Source text:
On a serious note, I’ve never heard of shigella until this post (and last night’s foursome proceeded as planned)

But, while I understand that symptoms can be severe for compromised people, how serious is this?   If an antibiotic resistant strain in contracted, my research indicates that it will still run its course in days.  While this doesn’t sound pleasant, isn’t it manageable?

Posted (edited)

Shigellosis case incidence by general-population in my city is estimated at about 1 in 10,000-20,000 annually. Quantifying by MSM subpopulation denominator is not easily ascertained but it is disproportionately greater and there can be transmission clusters like for any susceptible group. Computed risk by specific behaviour in probability terms remains elusive. 

But if infection occurs, the chance that the strain is extensively drug resistant appears to be hovering around 10% based on 2023 surveillance data as reported in the MMWR piece, with proportions rising since the mid-2010s. It is reasonable to extend the upward trajectory trend since then and going forward. However, the gen pop incidence of the now two main identified strains of elevated concern together amounts to about 1 per 100,000 by simple arithmetic. 

Hospitalization rates in the MMWR report were roughly one in three. Since no FDA-approved oral drug treatment exists for the extensively resistant strains, the precise role of hospitalization is somewhat opaque, supportive management versus attempts at salvage regimens still under evaluation. 

We are seeing accelerating prevalence velocity in a disease variant that remains relatively rare in probability terms, yet still carries a meaningful chance of making one sick enough to occupy a hospital bed. Those few won’t proclaim it’s much doo-doo about nothing. 

 

IMG_7933.jpeg

Edited by SirBillybob
Posted (edited)
10 hours ago, PhileasFogg said:

On a serious note, I’ve never heard of shigella until this post (and last night’s foursome proceeded as planned)

But, while I understand that symptoms can be severe for compromised people, how serious is this?   If an antibiotic resistant strain in contracted, my research indicates that it will still run its course in days.  While this doesn’t sound pleasant, isn’t it manageable?

You have identified the need to consider three separate issues, as well as possibly implications for how much reassurance to derive from: overall spontaneous clinical resolution prospects; specific AMR strain clearance potential compared to non-AMR; and judicious (even restrained) use of antibiotics, despite resistance risk, across a range of symptom severity and persistence.

Actions to take:
1. In the shigellosis forum discussion, what share of patients in the MMWR report were hospitalized?
2. Carry the shigellosis forum discussion forward from its final sentence, taking up the three issues it names.
The entries that come next have no connection to the shigellosis forum discussion.

Data under study:
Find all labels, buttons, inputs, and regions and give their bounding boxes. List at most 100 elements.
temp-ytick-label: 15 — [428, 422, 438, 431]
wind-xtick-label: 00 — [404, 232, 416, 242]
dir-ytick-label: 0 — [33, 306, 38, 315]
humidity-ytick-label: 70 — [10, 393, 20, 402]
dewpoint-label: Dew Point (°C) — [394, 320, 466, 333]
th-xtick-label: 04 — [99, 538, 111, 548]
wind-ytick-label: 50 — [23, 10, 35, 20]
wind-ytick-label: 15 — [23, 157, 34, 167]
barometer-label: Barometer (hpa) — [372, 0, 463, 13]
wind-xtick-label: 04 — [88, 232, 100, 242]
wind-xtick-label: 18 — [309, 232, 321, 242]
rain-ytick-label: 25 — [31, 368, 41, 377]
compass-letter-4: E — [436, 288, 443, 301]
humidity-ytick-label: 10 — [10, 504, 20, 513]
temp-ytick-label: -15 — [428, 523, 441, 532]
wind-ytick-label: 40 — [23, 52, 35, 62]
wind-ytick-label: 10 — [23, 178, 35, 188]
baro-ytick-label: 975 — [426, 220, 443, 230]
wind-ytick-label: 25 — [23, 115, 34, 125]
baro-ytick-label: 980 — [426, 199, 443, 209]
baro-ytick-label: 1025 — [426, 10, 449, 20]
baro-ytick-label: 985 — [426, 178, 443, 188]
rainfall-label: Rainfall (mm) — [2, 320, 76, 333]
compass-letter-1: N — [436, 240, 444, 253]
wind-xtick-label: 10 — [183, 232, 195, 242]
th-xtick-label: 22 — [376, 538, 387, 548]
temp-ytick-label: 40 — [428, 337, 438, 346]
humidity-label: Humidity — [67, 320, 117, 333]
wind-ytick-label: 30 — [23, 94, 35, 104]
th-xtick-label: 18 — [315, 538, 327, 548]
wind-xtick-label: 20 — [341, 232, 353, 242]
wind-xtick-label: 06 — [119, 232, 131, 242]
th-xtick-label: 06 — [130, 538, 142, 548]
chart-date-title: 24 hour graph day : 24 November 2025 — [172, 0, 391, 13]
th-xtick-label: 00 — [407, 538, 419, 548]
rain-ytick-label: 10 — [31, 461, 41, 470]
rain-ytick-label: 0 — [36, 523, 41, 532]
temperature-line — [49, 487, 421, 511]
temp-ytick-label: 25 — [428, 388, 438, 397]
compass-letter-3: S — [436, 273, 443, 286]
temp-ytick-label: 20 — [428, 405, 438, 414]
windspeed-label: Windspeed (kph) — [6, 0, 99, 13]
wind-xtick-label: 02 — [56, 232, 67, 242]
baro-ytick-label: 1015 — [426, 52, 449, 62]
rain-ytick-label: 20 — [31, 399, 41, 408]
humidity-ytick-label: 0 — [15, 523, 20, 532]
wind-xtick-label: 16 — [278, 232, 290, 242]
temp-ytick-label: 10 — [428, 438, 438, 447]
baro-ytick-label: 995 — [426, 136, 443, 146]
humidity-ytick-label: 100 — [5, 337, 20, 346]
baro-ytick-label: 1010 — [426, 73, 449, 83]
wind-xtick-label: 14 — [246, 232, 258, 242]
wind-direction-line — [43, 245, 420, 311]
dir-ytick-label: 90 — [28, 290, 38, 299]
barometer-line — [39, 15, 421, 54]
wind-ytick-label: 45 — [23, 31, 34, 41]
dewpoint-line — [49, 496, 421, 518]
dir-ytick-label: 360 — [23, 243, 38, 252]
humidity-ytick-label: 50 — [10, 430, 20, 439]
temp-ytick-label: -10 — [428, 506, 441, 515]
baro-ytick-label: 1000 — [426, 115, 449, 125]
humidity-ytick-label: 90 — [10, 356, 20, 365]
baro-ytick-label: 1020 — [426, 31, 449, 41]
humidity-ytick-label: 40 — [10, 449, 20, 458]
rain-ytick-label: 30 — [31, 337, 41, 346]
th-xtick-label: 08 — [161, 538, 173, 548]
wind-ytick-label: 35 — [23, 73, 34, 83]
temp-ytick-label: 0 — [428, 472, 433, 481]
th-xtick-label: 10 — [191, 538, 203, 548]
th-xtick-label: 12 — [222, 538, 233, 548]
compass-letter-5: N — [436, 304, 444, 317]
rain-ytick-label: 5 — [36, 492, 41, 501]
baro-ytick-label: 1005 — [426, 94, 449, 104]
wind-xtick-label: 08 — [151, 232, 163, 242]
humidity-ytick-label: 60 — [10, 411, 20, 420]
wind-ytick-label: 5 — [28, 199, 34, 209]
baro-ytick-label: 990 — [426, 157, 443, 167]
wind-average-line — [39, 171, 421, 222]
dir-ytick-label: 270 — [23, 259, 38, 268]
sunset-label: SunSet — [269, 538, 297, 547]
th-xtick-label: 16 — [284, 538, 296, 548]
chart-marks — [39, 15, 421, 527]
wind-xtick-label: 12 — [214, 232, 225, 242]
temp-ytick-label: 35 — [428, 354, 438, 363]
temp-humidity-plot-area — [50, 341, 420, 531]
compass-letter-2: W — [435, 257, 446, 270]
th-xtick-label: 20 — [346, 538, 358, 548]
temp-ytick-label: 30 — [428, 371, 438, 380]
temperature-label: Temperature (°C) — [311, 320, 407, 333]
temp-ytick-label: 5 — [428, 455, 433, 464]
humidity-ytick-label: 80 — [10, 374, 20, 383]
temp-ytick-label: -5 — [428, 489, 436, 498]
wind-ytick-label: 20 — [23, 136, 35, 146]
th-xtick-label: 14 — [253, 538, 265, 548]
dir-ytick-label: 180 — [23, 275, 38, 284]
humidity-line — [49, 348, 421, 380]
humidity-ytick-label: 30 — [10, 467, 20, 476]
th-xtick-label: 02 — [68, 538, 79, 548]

Outputs for the tasks:
1. Roughly one in three.

2.
We know clearly neither whether AMR cases are equally self-limited nor whether or how much the subset of overall shigella cases that is severe enough to seek/need antibiotics overlaps with the subset least likely to respond to standard antibiotics. The pinch point clinically is the subset that is severe enough to warrant antibiotics or hospitalization (or both), but precisely where drug resistance matters most. Acquiring day passes for orgies is unlikely. 

Thus, the wording that asserts high frequency of overall self-limited disease and the notion that the trend of increasing proportions of drug resistance is consequential are not contradictory. They describe different slices of case distribution.

Our mission, should we choose to accept, is to reduce fecal drift. Your point about transient infection is well taken, though, as annual case numbers reflect mostly spontaneous resolution and brief windows of transmissibility. 

Edited by SirBillybob
Posted

I contracted shigella 25 years ago and went to the gay clinic in Montreals Village. The doctor prescribed the wrong treatment as he thought it was something else. I had misgivings as I had read up on it before going to see him.

Within a few days my symptoms were not lessening and I shortly went back and saw a different doctor. After explaining my apprehensions she reviewed my case and even before waiting for test results switched the medication to treat the shigella. It cleared up in a few days.